Work instructions:
Below are the records; copy each line in them that holds the word "journal".
------
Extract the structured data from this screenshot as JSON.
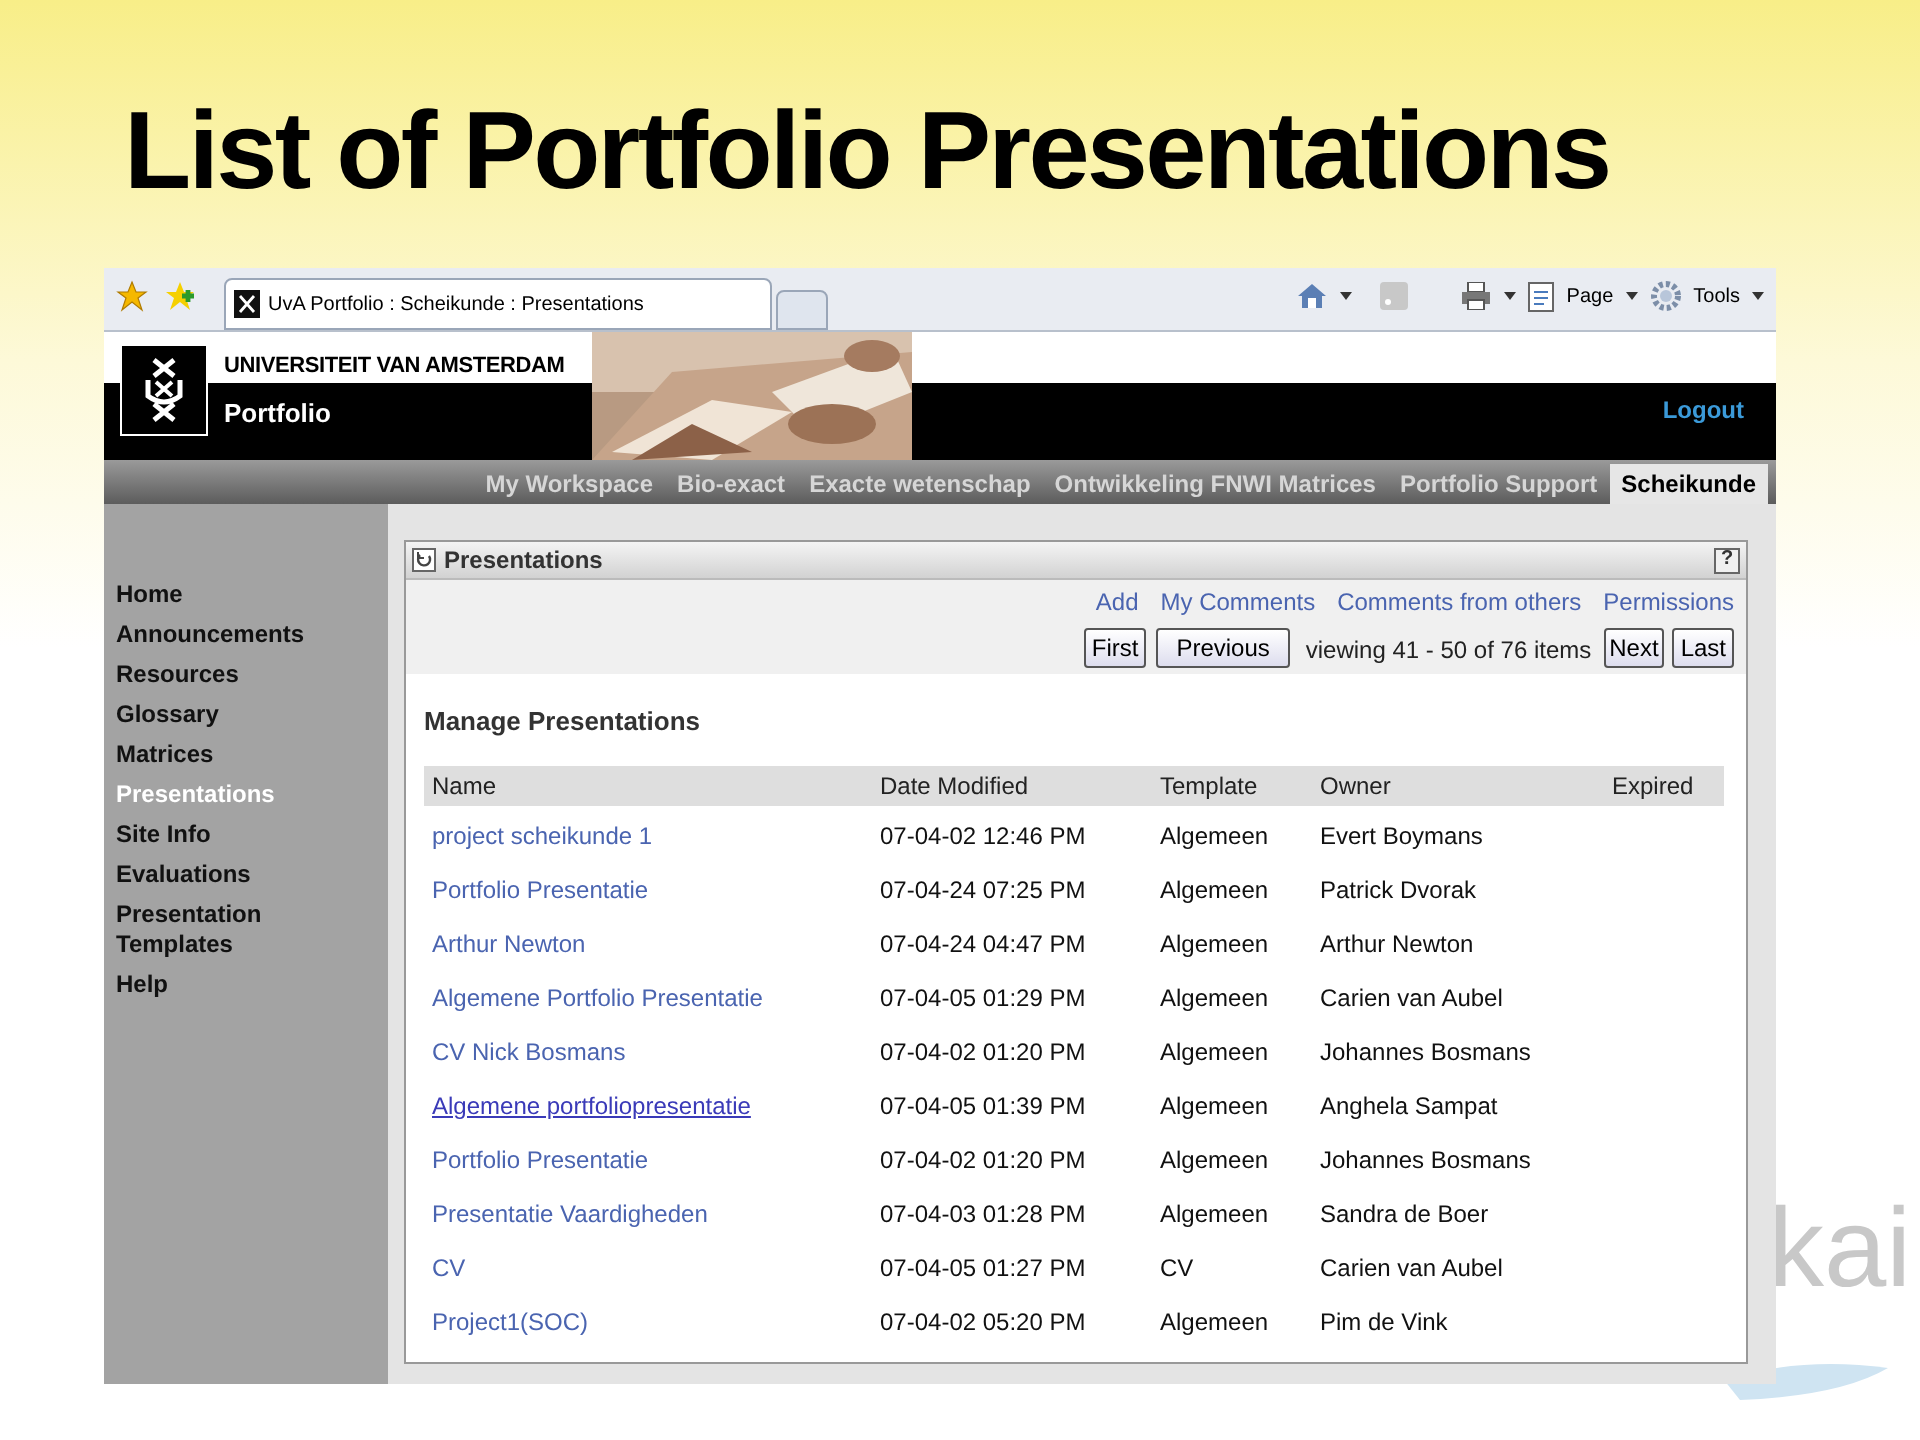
{
  "slide_title": "List of Portfolio Presentations",
  "slide_logo": "kai",
  "browser": {
    "tab_title": "UvA Portfolio : Scheikunde : Presentations",
    "tools": [
      "Page",
      "Tools"
    ]
  },
  "header": {
    "university": "UNIVERSITEIT VAN AMSTERDAM",
    "product": "Portfolio",
    "logout": "Logout"
  },
  "site_tabs": [
    {
      "label": "My Workspace",
      "selected": false
    },
    {
      "label": "Bio-exact",
      "selected": false
    },
    {
      "label": "Exacte wetenschap",
      "selected": false
    },
    {
      "label": "Ontwikkeling FNWI Matrices",
      "selected": false
    },
    {
      "label": "Portfolio Support",
      "selected": false
    },
    {
      "label": "Scheikunde",
      "selected": true
    }
  ],
  "sidebar": {
    "items": [
      {
        "label": "Home",
        "selected": false
      },
      {
        "label": "Announcements",
        "selected": false
      },
      {
        "label": "Resources",
        "selected": false
      },
      {
        "label": "Glossary",
        "selected": false
      },
      {
        "label": "Matrices",
        "selected": false
      },
      {
        "label": "Presentations",
        "selected": true
      },
      {
        "label": "Site Info",
        "selected": false
      },
      {
        "label": "Evaluations",
        "selected": false
      },
      {
        "label": "Presentation Templates",
        "selected": false
      },
      {
        "label": "Help",
        "selected": false
      }
    ]
  },
  "panel": {
    "title": "Presentations",
    "help": "?",
    "actions": [
      "Add",
      "My Comments",
      "Comments from others",
      "Permissions"
    ],
    "pager": {
      "first": "First",
      "previous": "Previous",
      "status": "viewing 41 - 50 of 76 items",
      "next": "Next",
      "last": "Last"
    },
    "heading": "Manage Presentations",
    "table": {
      "columns": [
        "Name",
        "Date Modified",
        "Template",
        "Owner",
        "Expired"
      ],
      "rows": [
        {
          "name": "project scheikunde 1",
          "date": "07-04-02 12:46 PM",
          "template": "Algemeen",
          "owner": "Evert Boymans",
          "hovered": false
        },
        {
          "name": "Portfolio Presentatie",
          "date": "07-04-24 07:25 PM",
          "template": "Algemeen",
          "owner": "Patrick Dvorak",
          "hovered": false
        },
        {
          "name": "Arthur Newton",
          "date": "07-04-24 04:47 PM",
          "template": "Algemeen",
          "owner": "Arthur Newton",
          "hovered": false
        },
        {
          "name": "Algemene Portfolio Presentatie",
          "date": "07-04-05 01:29 PM",
          "template": "Algemeen",
          "owner": "Carien van Aubel",
          "hovered": false
        },
        {
          "name": "CV Nick Bosmans",
          "date": "07-04-02 01:20 PM",
          "template": "Algemeen",
          "owner": "Johannes Bosmans",
          "hovered": false
        },
        {
          "name": "Algemene portfoliopresentatie",
          "date": "07-04-05 01:39 PM",
          "template": "Algemeen",
          "owner": "Anghela Sampat",
          "hovered": true
        },
        {
          "name": "Portfolio Presentatie",
          "date": "07-04-02 01:20 PM",
          "template": "Algemeen",
          "owner": "Johannes Bosmans",
          "hovered": false
        },
        {
          "name": "Presentatie Vaardigheden",
          "date": "07-04-03 01:28 PM",
          "template": "Algemeen",
          "owner": "Sandra de Boer",
          "hovered": false
        },
        {
          "name": "CV",
          "date": "07-04-05 01:27 PM",
          "template": "CV",
          "owner": "Carien van Aubel",
          "hovered": false
        },
        {
          "name": "Project1(SOC)",
          "date": "07-04-02 05:20 PM",
          "template": "Algemeen",
          "owner": "Pim de Vink",
          "hovered": false
        }
      ]
    }
  }
}
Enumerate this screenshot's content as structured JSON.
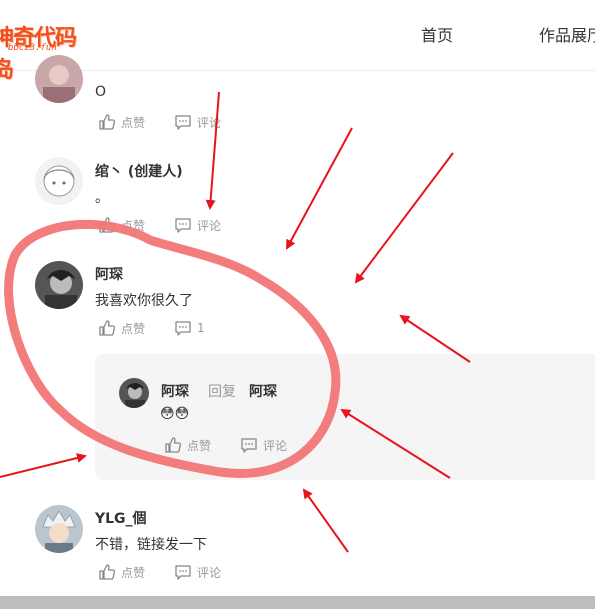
{
  "header": {
    "logo_text": "神奇代码岛",
    "logo_sub": "bbcz3.fun",
    "nav": [
      {
        "label": "首页"
      },
      {
        "label": "作品展厅"
      }
    ]
  },
  "comments": [
    {
      "name": "",
      "text": "O",
      "like_label": "点赞",
      "comment_label": "评论"
    },
    {
      "name": "绾丶 (创建人)",
      "text": "。",
      "like_label": "点赞",
      "comment_label": "评论"
    },
    {
      "name": "阿琛",
      "text": "我喜欢你很久了",
      "like_label": "点赞",
      "comment_count": "1",
      "reply": {
        "name": "阿琛",
        "reply_word": "回复",
        "target": "阿琛",
        "text": "😳😳",
        "like_label": "点赞",
        "comment_label": "评论"
      }
    },
    {
      "name": "YLG_個",
      "text": "不错，链接发一下",
      "like_label": "点赞",
      "comment_label": "评论"
    }
  ],
  "colors": {
    "annotation_red": "#e8141b",
    "highlight_stroke": "#f27576",
    "logo_orange": "#f0501e"
  },
  "icons": [
    "thumb-up-icon",
    "comment-icon"
  ]
}
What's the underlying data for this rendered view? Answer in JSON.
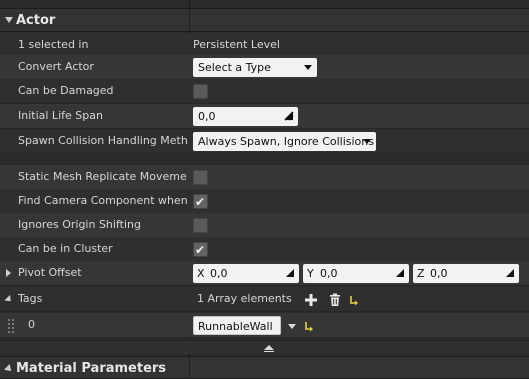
{
  "sections": {
    "actor": {
      "title": "Actor"
    },
    "material": {
      "title": "Material Parameters"
    }
  },
  "rows": {
    "selected": {
      "label": "1 selected in",
      "value": "Persistent Level"
    },
    "convert": {
      "label": "Convert Actor",
      "value": "Select a Type"
    },
    "damaged": {
      "label": "Can be Damaged",
      "checked": false
    },
    "lifespan": {
      "label": "Initial Life Span",
      "value": "0,0"
    },
    "spawn": {
      "label": "Spawn Collision Handling Method",
      "value": "Always Spawn, Ignore Collisions"
    },
    "staticmesh": {
      "label": "Static Mesh Replicate Movement",
      "checked": false
    },
    "camera": {
      "label": "Find Camera Component when Vie",
      "checked": true
    },
    "origin": {
      "label": "Ignores Origin Shifting",
      "checked": false
    },
    "cluster": {
      "label": "Can be in Cluster",
      "checked": true
    },
    "pivot": {
      "label": "Pivot Offset",
      "x_axis": "X",
      "x": "0,0",
      "y_axis": "Y",
      "y": "0,0",
      "z_axis": "Z",
      "z": "0,0"
    },
    "tags": {
      "label": "Tags",
      "count": "1 Array elements"
    },
    "tag0": {
      "index": "0",
      "value": "RunnableWall"
    }
  },
  "icons": {
    "add": "plus-icon",
    "delete": "trash-icon",
    "reset": "reset-arrow-icon"
  },
  "colors": {
    "panel": "#2f2f2f",
    "panel_alt": "#363636",
    "header": "#333333",
    "field": "#f2f2f2",
    "reset_yellow": "#e6d33a"
  }
}
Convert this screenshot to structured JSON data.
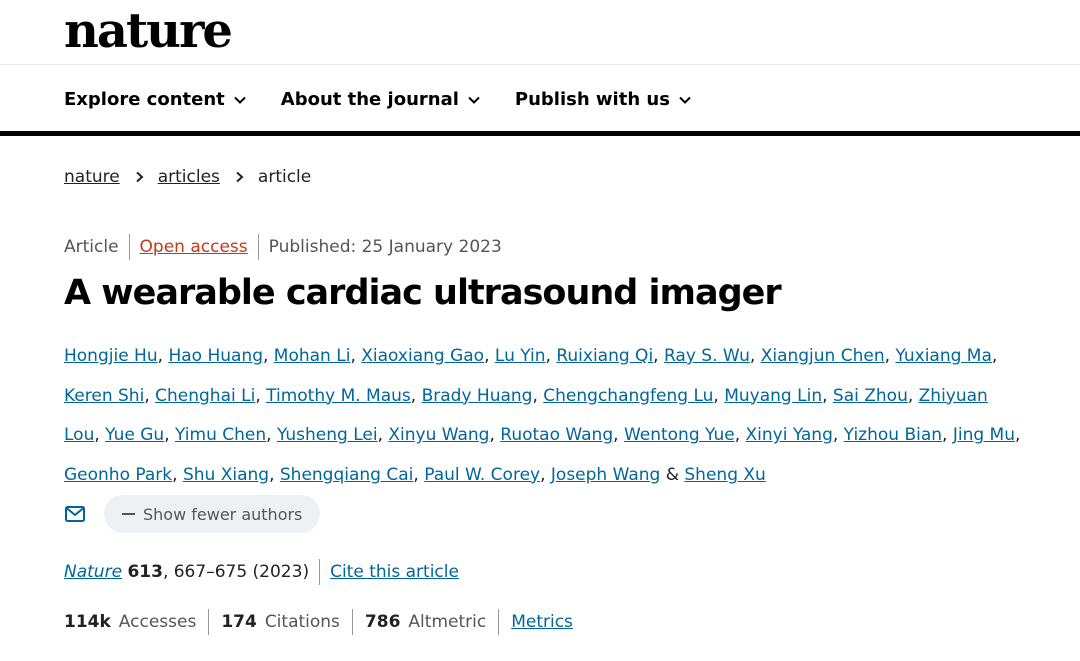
{
  "brand": {
    "logo": "nature"
  },
  "nav": {
    "items": [
      {
        "label": "Explore content"
      },
      {
        "label": "About the journal"
      },
      {
        "label": "Publish with us"
      }
    ]
  },
  "breadcrumb": {
    "items": [
      {
        "label": "nature"
      },
      {
        "label": "articles"
      },
      {
        "label": "article"
      }
    ]
  },
  "article": {
    "type": "Article",
    "access": "Open access",
    "published": "Published: 25 January 2023",
    "title": "A wearable cardiac ultrasound imager"
  },
  "authors": [
    "Hongjie Hu",
    "Hao Huang",
    "Mohan Li",
    "Xiaoxiang Gao",
    "Lu Yin",
    "Ruixiang Qi",
    "Ray S. Wu",
    "Xiangjun Chen",
    "Yuxiang Ma",
    "Keren Shi",
    "Chenghai Li",
    "Timothy M. Maus",
    "Brady Huang",
    "Chengchangfeng Lu",
    "Muyang Lin",
    "Sai Zhou",
    "Zhiyuan Lou",
    "Yue Gu",
    "Yimu Chen",
    "Yusheng Lei",
    "Xinyu Wang",
    "Ruotao Wang",
    "Wentong Yue",
    "Xinyi Yang",
    "Yizhou Bian",
    "Jing Mu",
    "Geonho Park",
    "Shu Xiang",
    "Shengqiang Cai",
    "Paul W. Corey",
    "Joseph Wang",
    "Sheng Xu"
  ],
  "author_actions": {
    "mail_icon": "envelope-icon",
    "show_fewer_label": "Show fewer authors"
  },
  "citation": {
    "journal": "Nature",
    "volume": "613",
    "pages_year": ", 667–675 (2023)",
    "cite_label": "Cite this article"
  },
  "metrics": {
    "accesses_value": "114k",
    "accesses_label": "Accesses",
    "citations_value": "174",
    "citations_label": "Citations",
    "altmetric_value": "786",
    "altmetric_label": "Altmetric",
    "metrics_link": "Metrics"
  },
  "colors": {
    "link": "#006699",
    "open_access": "#c0391b",
    "text": "#222222",
    "muted": "#555555",
    "button_bg": "#eef1f3"
  }
}
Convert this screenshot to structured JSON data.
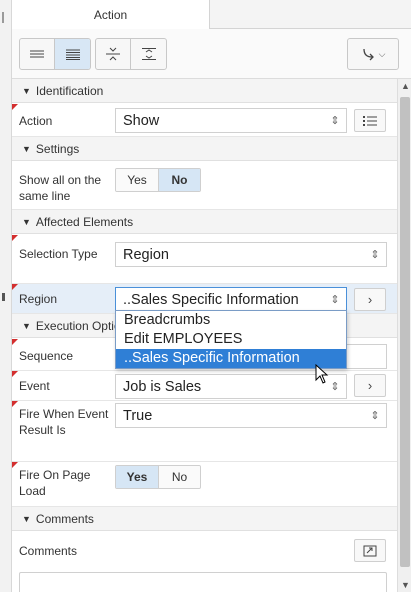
{
  "tabs": {
    "action": "Action"
  },
  "toolbar": {
    "buttons": [
      "lines-icon",
      "dense-lines-icon",
      "collapse-icon",
      "expand-icon"
    ],
    "go_button": "redirect-arrow-icon"
  },
  "sections": {
    "identification": "Identification",
    "settings": "Settings",
    "affected_elements": "Affected Elements",
    "execution_options": "Execution Options",
    "comments": "Comments"
  },
  "fields": {
    "action_label": "Action",
    "action_value": "Show",
    "show_all_label": "Show all on the same line",
    "show_all_yes": "Yes",
    "show_all_no": "No",
    "selection_type_label": "Selection Type",
    "selection_type_value": "Region",
    "region_label": "Region",
    "region_value": "..Sales Specific Information",
    "sequence_label": "Sequence",
    "event_label": "Event",
    "event_value": "Job is Sales",
    "fire_when_label": "Fire When Event Result Is",
    "fire_when_value": "True",
    "fire_on_load_label": "Fire On Page Load",
    "fire_on_load_yes": "Yes",
    "fire_on_load_no": "No",
    "comments_label": "Comments"
  },
  "region_dropdown": {
    "options": [
      "Breadcrumbs",
      "Edit EMPLOYEES",
      "..Sales Specific Information"
    ],
    "highlighted": 2
  }
}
------
Answer to the problem:
        "label": "About the journal"
    "journal": "Nature",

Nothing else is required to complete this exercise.